Structured figure records:
-=-=-=-=-
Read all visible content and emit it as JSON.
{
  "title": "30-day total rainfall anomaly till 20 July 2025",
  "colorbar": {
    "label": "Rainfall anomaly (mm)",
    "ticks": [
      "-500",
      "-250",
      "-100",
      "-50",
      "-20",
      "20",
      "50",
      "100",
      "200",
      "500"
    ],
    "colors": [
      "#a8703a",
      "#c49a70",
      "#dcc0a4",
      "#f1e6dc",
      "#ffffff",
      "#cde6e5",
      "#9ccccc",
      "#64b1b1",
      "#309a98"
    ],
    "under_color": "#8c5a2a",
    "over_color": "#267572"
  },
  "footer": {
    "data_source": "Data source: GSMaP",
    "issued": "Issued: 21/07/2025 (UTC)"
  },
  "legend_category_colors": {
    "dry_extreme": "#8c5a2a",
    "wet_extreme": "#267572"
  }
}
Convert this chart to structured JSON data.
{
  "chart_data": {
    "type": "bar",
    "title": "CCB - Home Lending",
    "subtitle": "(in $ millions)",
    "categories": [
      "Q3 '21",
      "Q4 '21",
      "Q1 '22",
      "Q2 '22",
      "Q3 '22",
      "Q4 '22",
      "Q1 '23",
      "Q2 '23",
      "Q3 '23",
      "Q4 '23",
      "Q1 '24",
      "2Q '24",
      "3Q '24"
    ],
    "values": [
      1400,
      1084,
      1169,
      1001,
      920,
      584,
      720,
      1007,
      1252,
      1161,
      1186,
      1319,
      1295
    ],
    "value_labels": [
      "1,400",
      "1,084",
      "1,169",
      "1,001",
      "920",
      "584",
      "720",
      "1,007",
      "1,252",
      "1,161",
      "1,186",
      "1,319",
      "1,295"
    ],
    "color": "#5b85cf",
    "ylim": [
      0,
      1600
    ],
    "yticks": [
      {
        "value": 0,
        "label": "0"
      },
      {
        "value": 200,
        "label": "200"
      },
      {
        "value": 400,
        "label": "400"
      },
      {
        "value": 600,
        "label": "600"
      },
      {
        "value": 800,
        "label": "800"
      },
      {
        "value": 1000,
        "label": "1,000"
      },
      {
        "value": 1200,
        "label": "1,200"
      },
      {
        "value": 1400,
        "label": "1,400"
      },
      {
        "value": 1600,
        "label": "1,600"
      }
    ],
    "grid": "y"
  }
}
-=-=-=-=-
# Task to carry out
The lines above should be duplicated exactly.

# Task result
Read all visible content and emit it as JSON.
{
  "title": "30-day total rainfall anomaly till 20 July 2025",
  "colorbar": {
    "label": "Rainfall anomaly (mm)",
    "ticks": [
      "-500",
      "-250",
      "-100",
      "-50",
      "-20",
      "20",
      "50",
      "100",
      "200",
      "500"
    ],
    "colors": [
      "#a8703a",
      "#c49a70",
      "#dcc0a4",
      "#f1e6dc",
      "#ffffff",
      "#cde6e5",
      "#9ccccc",
      "#64b1b1",
      "#309a98"
    ],
    "under_color": "#8c5a2a",
    "over_color": "#267572"
  },
  "footer": {
    "data_source": "Data source: GSMaP",
    "issued": "Issued: 21/07/2025 (UTC)"
  },
  "legend_category_colors": {
    "dry_extreme": "#8c5a2a",
    "wet_extreme": "#267572"
  }
}
Convert this chart to structured JSON data.
{
  "chart_data": {
    "type": "bar",
    "title": "CCB - Home Lending",
    "subtitle": "(in $ millions)",
    "categories": [
      "Q3 '21",
      "Q4 '21",
      "Q1 '22",
      "Q2 '22",
      "Q3 '22",
      "Q4 '22",
      "Q1 '23",
      "Q2 '23",
      "Q3 '23",
      "Q4 '23",
      "Q1 '24",
      "2Q '24",
      "3Q '24"
    ],
    "values": [
      1400,
      1084,
      1169,
      1001,
      920,
      584,
      720,
      1007,
      1252,
      1161,
      1186,
      1319,
      1295
    ],
    "value_labels": [
      "1,400",
      "1,084",
      "1,169",
      "1,001",
      "920",
      "584",
      "720",
      "1,007",
      "1,252",
      "1,161",
      "1,186",
      "1,319",
      "1,295"
    ],
    "color": "#5b85cf",
    "ylim": [
      0,
      1600
    ],
    "yticks": [
      {
        "value": 0,
        "label": "0"
      },
      {
        "value": 200,
        "label": "200"
      },
      {
        "value": 400,
        "label": "400"
      },
      {
        "value": 600,
        "label": "600"
      },
      {
        "value": 800,
        "label": "800"
      },
      {
        "value": 1000,
        "label": "1,000"
      },
      {
        "value": 1200,
        "label": "1,200"
      },
      {
        "value": 1400,
        "label": "1,400"
      },
      {
        "value": 1600,
        "label": "1,600"
      }
    ],
    "grid": "y"
  }
}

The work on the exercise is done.